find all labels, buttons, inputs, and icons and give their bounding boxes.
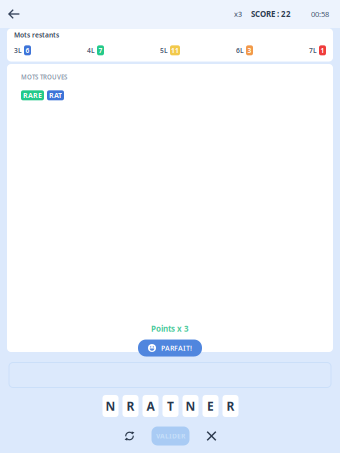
button[interactable]: RAT xyxy=(47,90,64,100)
button[interactable]: Clear letters xyxy=(198,426,224,446)
staticText: 6 xyxy=(26,46,30,55)
staticText: 7L xyxy=(309,46,317,55)
button[interactable]: A xyxy=(142,395,158,417)
staticText: Mots restants xyxy=(14,30,59,39)
staticText: RAT xyxy=(49,90,62,100)
staticText: 00:58 xyxy=(311,9,329,19)
button[interactable]: N xyxy=(182,395,198,417)
staticText: T xyxy=(167,398,174,414)
staticText: 5L xyxy=(160,46,168,55)
staticText: 4L xyxy=(87,46,95,55)
staticText: VALIDER xyxy=(156,432,185,440)
button[interactable]: VALIDER xyxy=(152,426,190,446)
staticText: 1 xyxy=(320,46,324,55)
staticText: N xyxy=(106,398,116,414)
staticText: R xyxy=(226,398,234,414)
button[interactable]: T xyxy=(162,395,178,417)
button[interactable]: N xyxy=(102,395,118,417)
button[interactable]: Back xyxy=(0,0,28,28)
button[interactable]: PARFAIT! xyxy=(138,340,202,356)
button[interactable]: RARE xyxy=(21,90,44,100)
staticText: MOTS TROUVÉS xyxy=(21,73,67,81)
staticText: N xyxy=(186,398,196,414)
staticText: SCORE : 22 xyxy=(251,9,291,19)
staticText: A xyxy=(146,398,154,414)
staticText: 3 xyxy=(248,46,252,55)
staticText: R xyxy=(126,398,134,414)
staticText: 7 xyxy=(98,46,102,55)
staticText: PARFAIT! xyxy=(161,343,192,353)
button[interactable]: E xyxy=(202,395,218,417)
button[interactable]: Shuffle letters xyxy=(116,426,142,446)
button[interactable]: R xyxy=(122,395,138,417)
staticText: Points x 3 xyxy=(151,323,189,334)
staticText: RARE xyxy=(23,90,42,100)
staticText: x3 xyxy=(234,9,242,19)
staticText: E xyxy=(207,398,214,414)
staticText: 11 xyxy=(171,46,179,55)
staticText: 3L xyxy=(14,46,22,55)
button[interactable]: R xyxy=(222,395,238,417)
staticText: 6L xyxy=(236,46,244,55)
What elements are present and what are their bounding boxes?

=-=-=-=-=

**Instructions for the task**
Return every line of the records above verbatim, in the same order, leaving out the picture.

**Answer to this task**
find all labels, buttons, inputs, and icons and give their bounding boxes.
button[interactable]: RAT xyxy=(47,90,64,100)
button[interactable]: Clear letters xyxy=(198,426,224,446)
staticText: 6 xyxy=(26,46,30,55)
staticText: 7L xyxy=(309,46,317,55)
button[interactable]: A xyxy=(142,395,158,417)
staticText: Mots restants xyxy=(14,30,59,39)
staticText: RAT xyxy=(49,90,62,100)
staticText: 00:58 xyxy=(311,9,329,19)
button[interactable]: N xyxy=(182,395,198,417)
staticText: T xyxy=(167,398,174,414)
staticText: 5L xyxy=(160,46,168,55)
staticText: 4L xyxy=(87,46,95,55)
staticText: VALIDER xyxy=(156,432,185,440)
button[interactable]: VALIDER xyxy=(152,426,190,446)
staticText: 1 xyxy=(320,46,324,55)
staticText: N xyxy=(106,398,116,414)
staticText: R xyxy=(226,398,234,414)
button[interactable]: T xyxy=(162,395,178,417)
button[interactable]: N xyxy=(102,395,118,417)
button[interactable]: Back xyxy=(0,0,28,28)
button[interactable]: PARFAIT! xyxy=(138,340,202,356)
button[interactable]: RARE xyxy=(21,90,44,100)
staticText: MOTS TROUVÉS xyxy=(21,73,67,81)
staticText: N xyxy=(186,398,196,414)
staticText: SCORE : 22 xyxy=(251,9,291,19)
staticText: A xyxy=(146,398,154,414)
staticText: 3 xyxy=(248,46,252,55)
staticText: R xyxy=(126,398,134,414)
staticText: 7 xyxy=(98,46,102,55)
staticText: PARFAIT! xyxy=(161,343,192,353)
button[interactable]: E xyxy=(202,395,218,417)
button[interactable]: Shuffle letters xyxy=(116,426,142,446)
button[interactable]: R xyxy=(122,395,138,417)
staticText: Points x 3 xyxy=(151,323,189,334)
staticText: RARE xyxy=(23,90,42,100)
staticText: x3 xyxy=(234,9,242,19)
staticText: E xyxy=(207,398,214,414)
staticText: 11 xyxy=(171,46,179,55)
staticText: 3L xyxy=(14,46,22,55)
button[interactable]: R xyxy=(222,395,238,417)
staticText: 6L xyxy=(236,46,244,55)
What elements are present and what are their bounding boxes?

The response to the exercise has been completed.